(Records about charts and figures)
::::

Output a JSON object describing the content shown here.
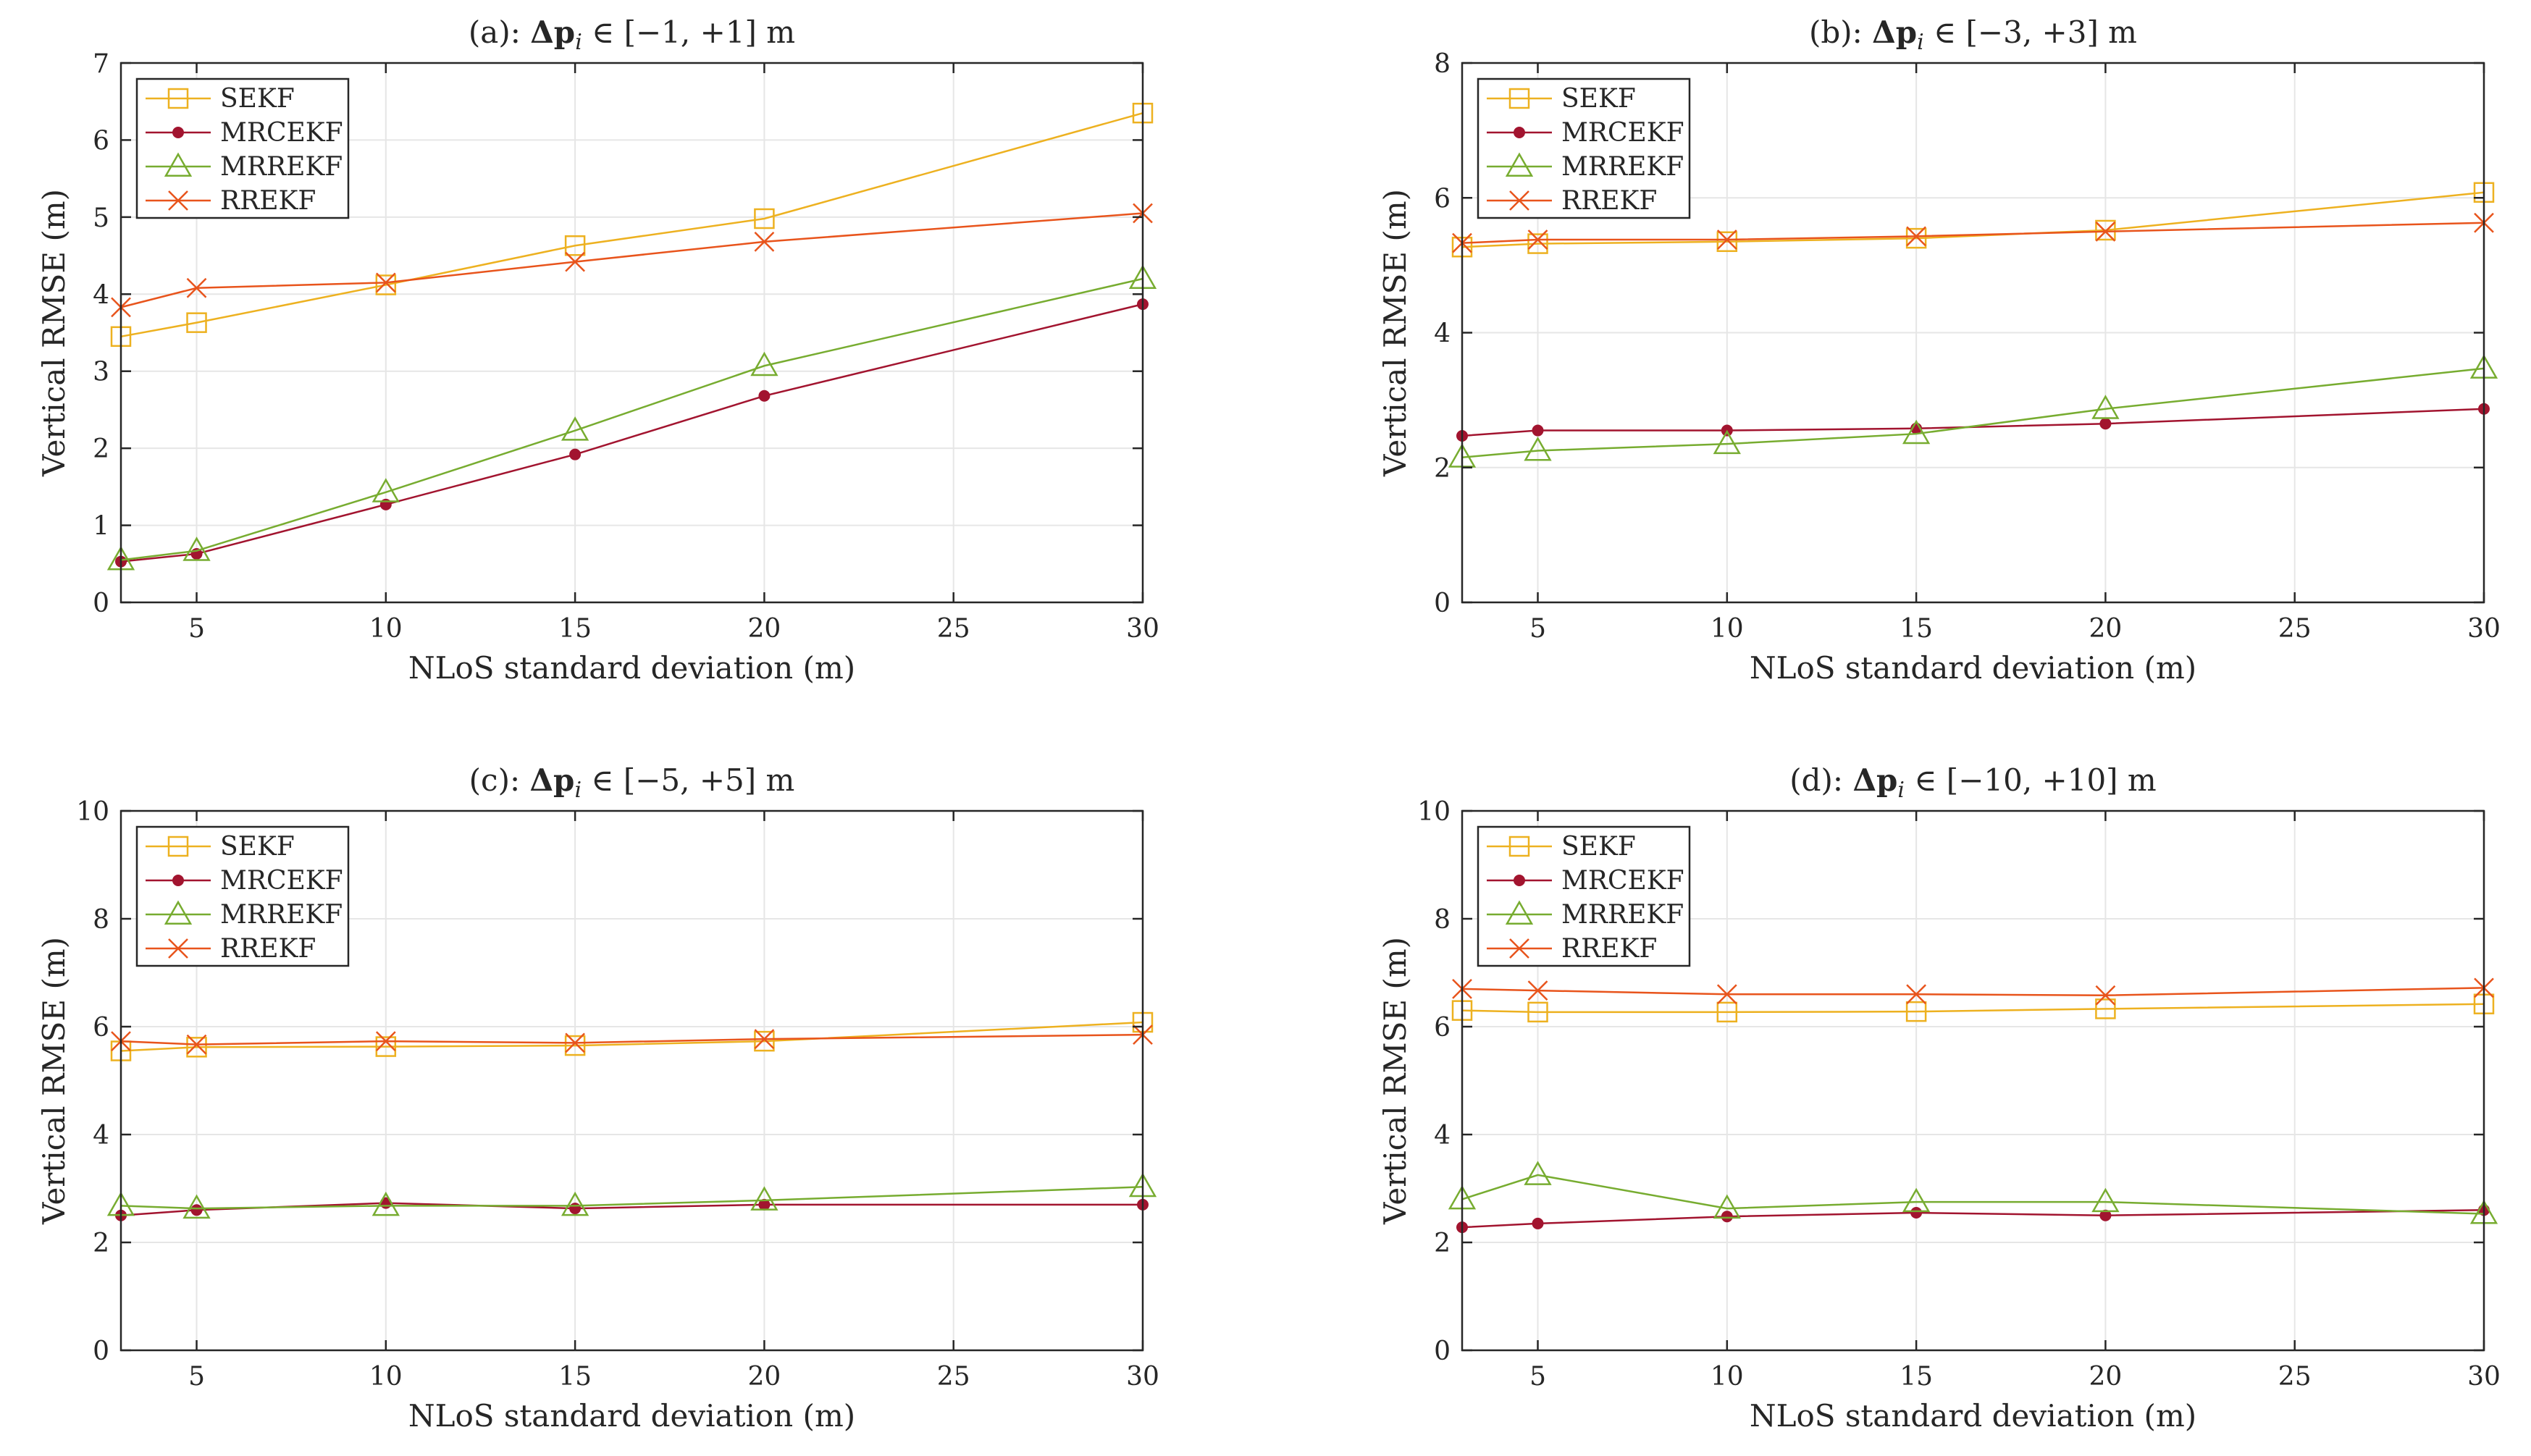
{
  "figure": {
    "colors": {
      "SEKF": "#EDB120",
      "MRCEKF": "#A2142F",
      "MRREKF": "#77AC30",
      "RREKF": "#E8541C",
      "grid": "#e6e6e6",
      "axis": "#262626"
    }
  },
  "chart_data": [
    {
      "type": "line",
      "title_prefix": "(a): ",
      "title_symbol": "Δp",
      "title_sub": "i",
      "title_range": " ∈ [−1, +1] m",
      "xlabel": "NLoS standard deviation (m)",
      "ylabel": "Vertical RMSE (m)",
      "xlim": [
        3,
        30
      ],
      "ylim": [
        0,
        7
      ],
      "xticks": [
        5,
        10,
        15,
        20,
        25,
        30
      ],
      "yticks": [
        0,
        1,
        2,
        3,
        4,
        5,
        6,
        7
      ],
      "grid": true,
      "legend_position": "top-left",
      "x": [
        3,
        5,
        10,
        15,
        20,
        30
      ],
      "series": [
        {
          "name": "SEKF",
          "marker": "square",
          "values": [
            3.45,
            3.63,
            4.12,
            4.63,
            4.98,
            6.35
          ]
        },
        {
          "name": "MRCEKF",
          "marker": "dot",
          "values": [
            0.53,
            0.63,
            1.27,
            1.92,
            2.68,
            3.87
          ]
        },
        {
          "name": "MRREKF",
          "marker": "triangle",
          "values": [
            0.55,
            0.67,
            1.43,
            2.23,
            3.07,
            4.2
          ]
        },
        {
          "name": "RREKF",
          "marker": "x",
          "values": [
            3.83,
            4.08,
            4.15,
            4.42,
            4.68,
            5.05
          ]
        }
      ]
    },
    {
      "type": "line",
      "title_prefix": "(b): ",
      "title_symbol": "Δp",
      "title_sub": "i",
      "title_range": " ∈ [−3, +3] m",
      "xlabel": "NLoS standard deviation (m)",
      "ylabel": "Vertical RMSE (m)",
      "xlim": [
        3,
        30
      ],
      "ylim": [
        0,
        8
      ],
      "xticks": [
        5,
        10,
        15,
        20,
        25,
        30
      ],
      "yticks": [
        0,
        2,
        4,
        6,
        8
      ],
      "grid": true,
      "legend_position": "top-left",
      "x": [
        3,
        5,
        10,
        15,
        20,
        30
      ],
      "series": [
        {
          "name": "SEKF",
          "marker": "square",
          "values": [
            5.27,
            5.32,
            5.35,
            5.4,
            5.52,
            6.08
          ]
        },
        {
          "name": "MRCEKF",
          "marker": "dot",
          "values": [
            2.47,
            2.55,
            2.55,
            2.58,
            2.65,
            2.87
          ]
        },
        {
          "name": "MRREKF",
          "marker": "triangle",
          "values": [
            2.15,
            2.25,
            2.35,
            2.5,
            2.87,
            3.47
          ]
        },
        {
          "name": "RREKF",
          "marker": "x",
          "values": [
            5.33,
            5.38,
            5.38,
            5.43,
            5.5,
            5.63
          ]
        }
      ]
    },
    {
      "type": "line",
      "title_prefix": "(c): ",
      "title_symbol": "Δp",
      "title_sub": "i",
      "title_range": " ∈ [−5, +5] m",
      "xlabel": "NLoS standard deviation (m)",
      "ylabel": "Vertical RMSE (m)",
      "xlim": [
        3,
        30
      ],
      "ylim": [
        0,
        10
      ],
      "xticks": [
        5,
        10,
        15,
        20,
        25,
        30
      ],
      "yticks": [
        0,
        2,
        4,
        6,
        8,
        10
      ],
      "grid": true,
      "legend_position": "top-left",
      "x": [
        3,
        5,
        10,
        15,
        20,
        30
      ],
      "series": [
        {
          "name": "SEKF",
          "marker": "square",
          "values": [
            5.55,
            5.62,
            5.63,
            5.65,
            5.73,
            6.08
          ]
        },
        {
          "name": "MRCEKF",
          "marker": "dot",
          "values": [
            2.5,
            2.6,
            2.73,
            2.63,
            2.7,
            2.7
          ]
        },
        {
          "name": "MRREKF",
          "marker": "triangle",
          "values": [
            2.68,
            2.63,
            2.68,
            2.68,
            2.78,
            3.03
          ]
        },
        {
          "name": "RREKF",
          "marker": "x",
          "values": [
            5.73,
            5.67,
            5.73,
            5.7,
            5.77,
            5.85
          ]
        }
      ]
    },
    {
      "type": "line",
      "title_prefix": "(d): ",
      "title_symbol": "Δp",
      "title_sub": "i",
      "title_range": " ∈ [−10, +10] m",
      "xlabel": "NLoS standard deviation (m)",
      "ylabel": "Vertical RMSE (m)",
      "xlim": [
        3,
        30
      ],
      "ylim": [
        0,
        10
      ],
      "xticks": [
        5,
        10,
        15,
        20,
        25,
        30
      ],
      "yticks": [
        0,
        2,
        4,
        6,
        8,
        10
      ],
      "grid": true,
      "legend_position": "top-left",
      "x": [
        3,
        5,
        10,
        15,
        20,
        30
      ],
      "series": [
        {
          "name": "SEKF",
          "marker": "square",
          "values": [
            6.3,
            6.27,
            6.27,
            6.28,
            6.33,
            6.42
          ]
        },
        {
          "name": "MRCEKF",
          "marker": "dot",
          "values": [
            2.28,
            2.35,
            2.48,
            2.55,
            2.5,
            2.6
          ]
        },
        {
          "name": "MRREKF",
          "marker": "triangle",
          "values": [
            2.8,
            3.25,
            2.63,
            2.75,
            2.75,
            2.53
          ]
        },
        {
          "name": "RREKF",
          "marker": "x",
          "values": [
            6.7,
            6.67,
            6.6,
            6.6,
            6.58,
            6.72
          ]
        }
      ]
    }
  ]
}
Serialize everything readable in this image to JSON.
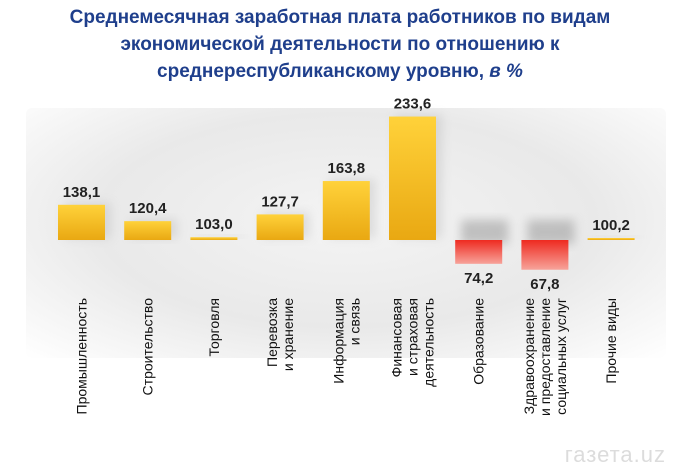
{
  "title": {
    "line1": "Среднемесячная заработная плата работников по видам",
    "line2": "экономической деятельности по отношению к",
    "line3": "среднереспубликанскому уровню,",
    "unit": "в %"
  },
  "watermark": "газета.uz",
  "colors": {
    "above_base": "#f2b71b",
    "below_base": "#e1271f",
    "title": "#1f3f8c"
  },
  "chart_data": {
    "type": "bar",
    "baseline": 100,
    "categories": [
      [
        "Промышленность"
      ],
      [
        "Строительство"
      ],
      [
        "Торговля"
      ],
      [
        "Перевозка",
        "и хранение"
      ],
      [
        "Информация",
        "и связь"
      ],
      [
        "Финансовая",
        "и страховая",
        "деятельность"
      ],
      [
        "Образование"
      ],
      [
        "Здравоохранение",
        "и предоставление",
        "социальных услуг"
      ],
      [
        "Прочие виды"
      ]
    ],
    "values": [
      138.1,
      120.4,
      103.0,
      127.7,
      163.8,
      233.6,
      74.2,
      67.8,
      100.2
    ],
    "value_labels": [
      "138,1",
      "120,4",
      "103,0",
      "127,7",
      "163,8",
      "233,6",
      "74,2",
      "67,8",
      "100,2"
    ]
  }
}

::::

— What is required —
Set down all the entries exactly as they appear, but skip any pictures.

— Exercise result —
Output a JSON object describing the content shown here.
{
  "figure": {
    "colors": {
      "SEKF": "#EDB120",
      "MRCEKF": "#A2142F",
      "MRREKF": "#77AC30",
      "RREKF": "#E8541C",
      "grid": "#e6e6e6",
      "axis": "#262626"
    }
  },
  "chart_data": [
    {
      "type": "line",
      "title_prefix": "(a): ",
      "title_symbol": "Δp",
      "title_sub": "i",
      "title_range": " ∈ [−1, +1] m",
      "xlabel": "NLoS standard deviation (m)",
      "ylabel": "Vertical RMSE (m)",
      "xlim": [
        3,
        30
      ],
      "ylim": [
        0,
        7
      ],
      "xticks": [
        5,
        10,
        15,
        20,
        25,
        30
      ],
      "yticks": [
        0,
        1,
        2,
        3,
        4,
        5,
        6,
        7
      ],
      "grid": true,
      "legend_position": "top-left",
      "x": [
        3,
        5,
        10,
        15,
        20,
        30
      ],
      "series": [
        {
          "name": "SEKF",
          "marker": "square",
          "values": [
            3.45,
            3.63,
            4.12,
            4.63,
            4.98,
            6.35
          ]
        },
        {
          "name": "MRCEKF",
          "marker": "dot",
          "values": [
            0.53,
            0.63,
            1.27,
            1.92,
            2.68,
            3.87
          ]
        },
        {
          "name": "MRREKF",
          "marker": "triangle",
          "values": [
            0.55,
            0.67,
            1.43,
            2.23,
            3.07,
            4.2
          ]
        },
        {
          "name": "RREKF",
          "marker": "x",
          "values": [
            3.83,
            4.08,
            4.15,
            4.42,
            4.68,
            5.05
          ]
        }
      ]
    },
    {
      "type": "line",
      "title_prefix": "(b): ",
      "title_symbol": "Δp",
      "title_sub": "i",
      "title_range": " ∈ [−3, +3] m",
      "xlabel": "NLoS standard deviation (m)",
      "ylabel": "Vertical RMSE (m)",
      "xlim": [
        3,
        30
      ],
      "ylim": [
        0,
        8
      ],
      "xticks": [
        5,
        10,
        15,
        20,
        25,
        30
      ],
      "yticks": [
        0,
        2,
        4,
        6,
        8
      ],
      "grid": true,
      "legend_position": "top-left",
      "x": [
        3,
        5,
        10,
        15,
        20,
        30
      ],
      "series": [
        {
          "name": "SEKF",
          "marker": "square",
          "values": [
            5.27,
            5.32,
            5.35,
            5.4,
            5.52,
            6.08
          ]
        },
        {
          "name": "MRCEKF",
          "marker": "dot",
          "values": [
            2.47,
            2.55,
            2.55,
            2.58,
            2.65,
            2.87
          ]
        },
        {
          "name": "MRREKF",
          "marker": "triangle",
          "values": [
            2.15,
            2.25,
            2.35,
            2.5,
            2.87,
            3.47
          ]
        },
        {
          "name": "RREKF",
          "marker": "x",
          "values": [
            5.33,
            5.38,
            5.38,
            5.43,
            5.5,
            5.63
          ]
        }
      ]
    },
    {
      "type": "line",
      "title_prefix": "(c): ",
      "title_symbol": "Δp",
      "title_sub": "i",
      "title_range": " ∈ [−5, +5] m",
      "xlabel": "NLoS standard deviation (m)",
      "ylabel": "Vertical RMSE (m)",
      "xlim": [
        3,
        30
      ],
      "ylim": [
        0,
        10
      ],
      "xticks": [
        5,
        10,
        15,
        20,
        25,
        30
      ],
      "yticks": [
        0,
        2,
        4,
        6,
        8,
        10
      ],
      "grid": true,
      "legend_position": "top-left",
      "x": [
        3,
        5,
        10,
        15,
        20,
        30
      ],
      "series": [
        {
          "name": "SEKF",
          "marker": "square",
          "values": [
            5.55,
            5.62,
            5.63,
            5.65,
            5.73,
            6.08
          ]
        },
        {
          "name": "MRCEKF",
          "marker": "dot",
          "values": [
            2.5,
            2.6,
            2.73,
            2.63,
            2.7,
            2.7
          ]
        },
        {
          "name": "MRREKF",
          "marker": "triangle",
          "values": [
            2.68,
            2.63,
            2.68,
            2.68,
            2.78,
            3.03
          ]
        },
        {
          "name": "RREKF",
          "marker": "x",
          "values": [
            5.73,
            5.67,
            5.73,
            5.7,
            5.77,
            5.85
          ]
        }
      ]
    },
    {
      "type": "line",
      "title_prefix": "(d): ",
      "title_symbol": "Δp",
      "title_sub": "i",
      "title_range": " ∈ [−10, +10] m",
      "xlabel": "NLoS standard deviation (m)",
      "ylabel": "Vertical RMSE (m)",
      "xlim": [
        3,
        30
      ],
      "ylim": [
        0,
        10
      ],
      "xticks": [
        5,
        10,
        15,
        20,
        25,
        30
      ],
      "yticks": [
        0,
        2,
        4,
        6,
        8,
        10
      ],
      "grid": true,
      "legend_position": "top-left",
      "x": [
        3,
        5,
        10,
        15,
        20,
        30
      ],
      "series": [
        {
          "name": "SEKF",
          "marker": "square",
          "values": [
            6.3,
            6.27,
            6.27,
            6.28,
            6.33,
            6.42
          ]
        },
        {
          "name": "MRCEKF",
          "marker": "dot",
          "values": [
            2.28,
            2.35,
            2.48,
            2.55,
            2.5,
            2.6
          ]
        },
        {
          "name": "MRREKF",
          "marker": "triangle",
          "values": [
            2.8,
            3.25,
            2.63,
            2.75,
            2.75,
            2.53
          ]
        },
        {
          "name": "RREKF",
          "marker": "x",
          "values": [
            6.7,
            6.67,
            6.6,
            6.6,
            6.58,
            6.72
          ]
        }
      ]
    }
  ]
}
Serialize everything readable in this image to JSON.
{
  "title": {
    "line1": "Среднемесячная заработная плата работников по видам",
    "line2": "экономической деятельности по отношению к",
    "line3": "среднереспубликанскому уровню,",
    "unit": "в %"
  },
  "watermark": "газета.uz",
  "colors": {
    "above_base": "#f2b71b",
    "below_base": "#e1271f",
    "title": "#1f3f8c"
  },
  "chart_data": {
    "type": "bar",
    "baseline": 100,
    "categories": [
      [
        "Промышленность"
      ],
      [
        "Строительство"
      ],
      [
        "Торговля"
      ],
      [
        "Перевозка",
        "и хранение"
      ],
      [
        "Информация",
        "и связь"
      ],
      [
        "Финансовая",
        "и страховая",
        "деятельность"
      ],
      [
        "Образование"
      ],
      [
        "Здравоохранение",
        "и предоставление",
        "социальных услуг"
      ],
      [
        "Прочие виды"
      ]
    ],
    "values": [
      138.1,
      120.4,
      103.0,
      127.7,
      163.8,
      233.6,
      74.2,
      67.8,
      100.2
    ],
    "value_labels": [
      "138,1",
      "120,4",
      "103,0",
      "127,7",
      "163,8",
      "233,6",
      "74,2",
      "67,8",
      "100,2"
    ]
  }
}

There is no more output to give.